Dataset records

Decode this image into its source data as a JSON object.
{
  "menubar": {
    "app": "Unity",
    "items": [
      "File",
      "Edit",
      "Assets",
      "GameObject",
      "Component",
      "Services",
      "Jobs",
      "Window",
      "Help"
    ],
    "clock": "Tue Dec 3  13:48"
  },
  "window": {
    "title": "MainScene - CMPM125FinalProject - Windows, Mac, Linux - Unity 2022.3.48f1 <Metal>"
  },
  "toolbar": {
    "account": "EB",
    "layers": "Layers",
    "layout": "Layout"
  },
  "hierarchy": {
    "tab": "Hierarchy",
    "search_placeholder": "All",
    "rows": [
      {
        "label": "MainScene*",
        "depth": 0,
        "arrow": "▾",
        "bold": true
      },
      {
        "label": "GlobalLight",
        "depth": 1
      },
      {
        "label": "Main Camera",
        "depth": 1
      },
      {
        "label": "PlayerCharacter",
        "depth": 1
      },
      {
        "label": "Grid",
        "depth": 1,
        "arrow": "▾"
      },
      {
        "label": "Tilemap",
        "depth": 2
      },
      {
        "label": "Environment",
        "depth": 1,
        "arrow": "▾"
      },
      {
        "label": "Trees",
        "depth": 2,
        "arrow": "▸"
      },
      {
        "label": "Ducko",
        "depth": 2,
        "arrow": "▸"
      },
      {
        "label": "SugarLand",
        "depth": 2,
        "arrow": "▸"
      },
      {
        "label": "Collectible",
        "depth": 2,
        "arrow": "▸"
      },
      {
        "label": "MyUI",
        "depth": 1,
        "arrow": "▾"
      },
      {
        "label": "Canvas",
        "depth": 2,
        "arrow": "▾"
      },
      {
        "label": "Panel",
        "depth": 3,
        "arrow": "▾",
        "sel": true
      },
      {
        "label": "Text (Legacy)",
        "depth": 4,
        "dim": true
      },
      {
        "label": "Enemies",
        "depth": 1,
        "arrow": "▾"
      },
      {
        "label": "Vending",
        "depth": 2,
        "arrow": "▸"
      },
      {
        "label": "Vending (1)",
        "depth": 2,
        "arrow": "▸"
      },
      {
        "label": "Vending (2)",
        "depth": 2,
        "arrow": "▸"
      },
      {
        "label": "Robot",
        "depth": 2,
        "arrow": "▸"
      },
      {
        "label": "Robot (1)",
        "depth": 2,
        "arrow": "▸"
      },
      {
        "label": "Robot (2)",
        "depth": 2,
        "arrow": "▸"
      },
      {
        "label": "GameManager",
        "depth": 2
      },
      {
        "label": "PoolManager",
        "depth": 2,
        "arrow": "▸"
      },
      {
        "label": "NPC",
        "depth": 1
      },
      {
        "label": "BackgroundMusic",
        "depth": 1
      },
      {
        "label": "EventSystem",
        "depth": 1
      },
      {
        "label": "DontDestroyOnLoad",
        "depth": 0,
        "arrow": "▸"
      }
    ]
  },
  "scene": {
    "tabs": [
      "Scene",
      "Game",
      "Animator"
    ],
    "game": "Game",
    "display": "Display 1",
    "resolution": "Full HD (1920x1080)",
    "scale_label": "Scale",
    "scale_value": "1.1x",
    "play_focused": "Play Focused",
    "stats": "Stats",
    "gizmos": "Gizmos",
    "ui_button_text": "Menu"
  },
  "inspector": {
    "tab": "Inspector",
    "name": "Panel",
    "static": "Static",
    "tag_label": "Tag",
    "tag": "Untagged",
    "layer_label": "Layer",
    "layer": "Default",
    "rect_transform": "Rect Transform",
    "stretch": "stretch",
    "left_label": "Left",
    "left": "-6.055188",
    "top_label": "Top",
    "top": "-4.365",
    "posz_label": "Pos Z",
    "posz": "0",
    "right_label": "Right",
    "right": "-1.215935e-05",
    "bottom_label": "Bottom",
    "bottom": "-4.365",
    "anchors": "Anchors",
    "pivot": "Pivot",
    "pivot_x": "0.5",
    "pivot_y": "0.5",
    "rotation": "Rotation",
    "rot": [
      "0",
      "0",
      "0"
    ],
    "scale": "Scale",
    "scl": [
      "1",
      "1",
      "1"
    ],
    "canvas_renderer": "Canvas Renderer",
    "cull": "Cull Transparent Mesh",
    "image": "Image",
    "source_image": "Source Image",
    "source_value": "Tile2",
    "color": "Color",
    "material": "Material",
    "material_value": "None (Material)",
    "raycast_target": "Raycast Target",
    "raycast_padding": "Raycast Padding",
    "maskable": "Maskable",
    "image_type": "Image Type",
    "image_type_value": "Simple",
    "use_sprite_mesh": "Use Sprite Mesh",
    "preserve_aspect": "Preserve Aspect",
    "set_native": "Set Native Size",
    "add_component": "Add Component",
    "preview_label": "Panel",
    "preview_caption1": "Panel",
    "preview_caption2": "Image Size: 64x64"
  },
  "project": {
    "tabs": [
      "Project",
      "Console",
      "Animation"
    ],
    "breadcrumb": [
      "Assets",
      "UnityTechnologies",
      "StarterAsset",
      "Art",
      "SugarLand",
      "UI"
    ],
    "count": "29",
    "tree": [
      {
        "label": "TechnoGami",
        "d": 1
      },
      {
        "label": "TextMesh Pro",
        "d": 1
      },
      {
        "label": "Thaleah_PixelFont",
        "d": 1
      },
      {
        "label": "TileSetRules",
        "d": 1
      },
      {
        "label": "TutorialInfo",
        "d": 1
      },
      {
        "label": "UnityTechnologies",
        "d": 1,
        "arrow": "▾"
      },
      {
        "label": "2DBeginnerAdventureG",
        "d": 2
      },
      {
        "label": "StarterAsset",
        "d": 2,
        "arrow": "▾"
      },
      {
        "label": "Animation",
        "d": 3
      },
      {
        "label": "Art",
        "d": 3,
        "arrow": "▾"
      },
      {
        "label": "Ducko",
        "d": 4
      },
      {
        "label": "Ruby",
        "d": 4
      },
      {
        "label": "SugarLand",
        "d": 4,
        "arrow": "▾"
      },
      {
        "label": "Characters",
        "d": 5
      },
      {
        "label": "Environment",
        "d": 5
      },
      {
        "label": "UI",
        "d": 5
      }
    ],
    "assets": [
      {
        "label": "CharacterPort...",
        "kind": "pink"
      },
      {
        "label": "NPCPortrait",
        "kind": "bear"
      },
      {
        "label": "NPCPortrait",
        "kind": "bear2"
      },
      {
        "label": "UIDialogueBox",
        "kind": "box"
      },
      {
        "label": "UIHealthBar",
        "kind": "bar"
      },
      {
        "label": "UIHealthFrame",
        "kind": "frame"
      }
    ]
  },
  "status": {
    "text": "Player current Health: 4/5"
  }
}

▶ [Job]: Work out how many lines in the entries hold the string "UnityTechnologies". Your answer should consist solely of that number.

▶ [Answer in full]: 2